Dataset content -
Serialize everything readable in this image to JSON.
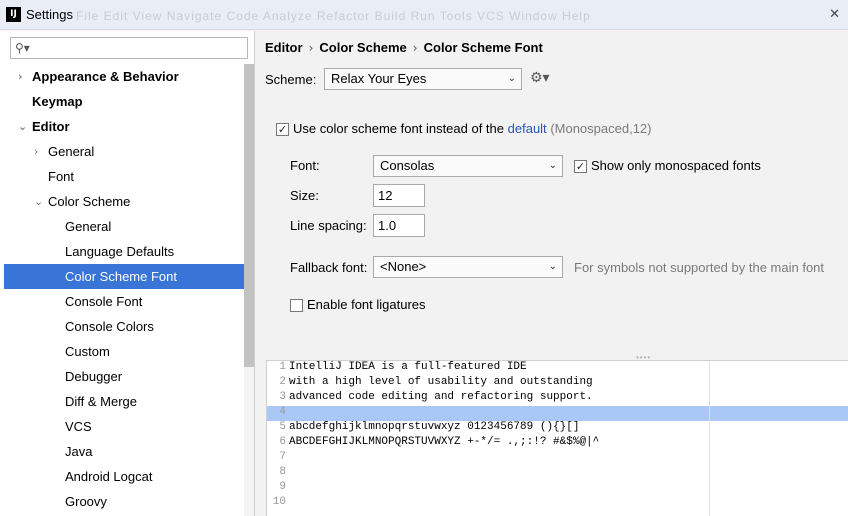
{
  "window": {
    "title": "Settings",
    "app_icon": "IJ",
    "ghost_menu": "File  Edit  View  Navigate  Code  Analyze  Refactor  Build  Run  Tools  VCS  Window  Help"
  },
  "sidebar": {
    "search_placeholder": "",
    "items": [
      {
        "label": "Appearance & Behavior",
        "level": 0,
        "arrow": "›",
        "bold": true
      },
      {
        "label": "Keymap",
        "level": 0,
        "arrow": "",
        "bold": true
      },
      {
        "label": "Editor",
        "level": 0,
        "arrow": "⌄",
        "bold": true
      },
      {
        "label": "General",
        "level": 1,
        "arrow": "›"
      },
      {
        "label": "Font",
        "level": 1,
        "arrow": ""
      },
      {
        "label": "Color Scheme",
        "level": 1,
        "arrow": "⌄"
      },
      {
        "label": "General",
        "level": 2,
        "arrow": ""
      },
      {
        "label": "Language Defaults",
        "level": 2,
        "arrow": ""
      },
      {
        "label": "Color Scheme Font",
        "level": 2,
        "arrow": "",
        "selected": true
      },
      {
        "label": "Console Font",
        "level": 2,
        "arrow": ""
      },
      {
        "label": "Console Colors",
        "level": 2,
        "arrow": ""
      },
      {
        "label": "Custom",
        "level": 2,
        "arrow": ""
      },
      {
        "label": "Debugger",
        "level": 2,
        "arrow": ""
      },
      {
        "label": "Diff & Merge",
        "level": 2,
        "arrow": ""
      },
      {
        "label": "VCS",
        "level": 2,
        "arrow": ""
      },
      {
        "label": "Java",
        "level": 2,
        "arrow": ""
      },
      {
        "label": "Android Logcat",
        "level": 2,
        "arrow": ""
      },
      {
        "label": "Groovy",
        "level": 2,
        "arrow": ""
      }
    ]
  },
  "breadcrumb": [
    "Editor",
    "Color Scheme",
    "Color Scheme Font"
  ],
  "breadcrumb_sep": "›",
  "scheme": {
    "label": "Scheme:",
    "value": "Relax Your Eyes"
  },
  "use_scheme_font": {
    "checked": true,
    "mark": "✓",
    "label": "Use color scheme font instead of the",
    "link": "default",
    "suffix": "(Monospaced,12)"
  },
  "font": {
    "label": "Font:",
    "value": "Consolas"
  },
  "monospaced_only": {
    "checked": true,
    "mark": "✓",
    "label": "Show only monospaced fonts"
  },
  "size": {
    "label": "Size:",
    "value": "12"
  },
  "line_spacing": {
    "label": "Line spacing:",
    "value": "1.0"
  },
  "fallback": {
    "label": "Fallback font:",
    "value": "<None>",
    "hint": "For symbols not supported by the main font"
  },
  "ligatures": {
    "checked": false,
    "mark": "",
    "label": "Enable font ligatures"
  },
  "preview": {
    "lines": [
      {
        "n": "1",
        "text": "IntelliJ IDEA is a full-featured IDE"
      },
      {
        "n": "2",
        "text": "with a high level of usability and outstanding"
      },
      {
        "n": "3",
        "text": "advanced code editing and refactoring support."
      },
      {
        "n": "4",
        "text": ""
      },
      {
        "n": "5",
        "text": "abcdefghijklmnopqrstuvwxyz 0123456789 (){}[]"
      },
      {
        "n": "6",
        "text": "ABCDEFGHIJKLMNOPQRSTUVWXYZ +-*/= .,;:!? #&$%@|^"
      },
      {
        "n": "7",
        "text": ""
      },
      {
        "n": "8",
        "text": ""
      },
      {
        "n": "9",
        "text": ""
      },
      {
        "n": "10",
        "text": ""
      }
    ]
  },
  "colors": {
    "selection": "#3875d7",
    "highlight_line": "#a9c8f5",
    "link": "#2a55b8"
  }
}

Requirement - Leave out every picture and copy the rest of the records exactly.

Answer in full -
Serialize everything readable in this image to JSON.
{
  "window": {
    "title": "Settings",
    "app_icon": "IJ",
    "ghost_menu": "File  Edit  View  Navigate  Code  Analyze  Refactor  Build  Run  Tools  VCS  Window  Help"
  },
  "sidebar": {
    "search_placeholder": "",
    "items": [
      {
        "label": "Appearance & Behavior",
        "level": 0,
        "arrow": "›",
        "bold": true
      },
      {
        "label": "Keymap",
        "level": 0,
        "arrow": "",
        "bold": true
      },
      {
        "label": "Editor",
        "level": 0,
        "arrow": "⌄",
        "bold": true
      },
      {
        "label": "General",
        "level": 1,
        "arrow": "›"
      },
      {
        "label": "Font",
        "level": 1,
        "arrow": ""
      },
      {
        "label": "Color Scheme",
        "level": 1,
        "arrow": "⌄"
      },
      {
        "label": "General",
        "level": 2,
        "arrow": ""
      },
      {
        "label": "Language Defaults",
        "level": 2,
        "arrow": ""
      },
      {
        "label": "Color Scheme Font",
        "level": 2,
        "arrow": "",
        "selected": true
      },
      {
        "label": "Console Font",
        "level": 2,
        "arrow": ""
      },
      {
        "label": "Console Colors",
        "level": 2,
        "arrow": ""
      },
      {
        "label": "Custom",
        "level": 2,
        "arrow": ""
      },
      {
        "label": "Debugger",
        "level": 2,
        "arrow": ""
      },
      {
        "label": "Diff & Merge",
        "level": 2,
        "arrow": ""
      },
      {
        "label": "VCS",
        "level": 2,
        "arrow": ""
      },
      {
        "label": "Java",
        "level": 2,
        "arrow": ""
      },
      {
        "label": "Android Logcat",
        "level": 2,
        "arrow": ""
      },
      {
        "label": "Groovy",
        "level": 2,
        "arrow": ""
      }
    ]
  },
  "breadcrumb": [
    "Editor",
    "Color Scheme",
    "Color Scheme Font"
  ],
  "breadcrumb_sep": "›",
  "scheme": {
    "label": "Scheme:",
    "value": "Relax Your Eyes"
  },
  "use_scheme_font": {
    "checked": true,
    "mark": "✓",
    "label": "Use color scheme font instead of the",
    "link": "default",
    "suffix": "(Monospaced,12)"
  },
  "font": {
    "label": "Font:",
    "value": "Consolas"
  },
  "monospaced_only": {
    "checked": true,
    "mark": "✓",
    "label": "Show only monospaced fonts"
  },
  "size": {
    "label": "Size:",
    "value": "12"
  },
  "line_spacing": {
    "label": "Line spacing:",
    "value": "1.0"
  },
  "fallback": {
    "label": "Fallback font:",
    "value": "<None>",
    "hint": "For symbols not supported by the main font"
  },
  "ligatures": {
    "checked": false,
    "mark": "",
    "label": "Enable font ligatures"
  },
  "preview": {
    "lines": [
      {
        "n": "1",
        "text": "IntelliJ IDEA is a full-featured IDE"
      },
      {
        "n": "2",
        "text": "with a high level of usability and outstanding"
      },
      {
        "n": "3",
        "text": "advanced code editing and refactoring support."
      },
      {
        "n": "4",
        "text": ""
      },
      {
        "n": "5",
        "text": "abcdefghijklmnopqrstuvwxyz 0123456789 (){}[]"
      },
      {
        "n": "6",
        "text": "ABCDEFGHIJKLMNOPQRSTUVWXYZ +-*/= .,;:!? #&$%@|^"
      },
      {
        "n": "7",
        "text": ""
      },
      {
        "n": "8",
        "text": ""
      },
      {
        "n": "9",
        "text": ""
      },
      {
        "n": "10",
        "text": ""
      }
    ]
  },
  "colors": {
    "selection": "#3875d7",
    "highlight_line": "#a9c8f5",
    "link": "#2a55b8"
  }
}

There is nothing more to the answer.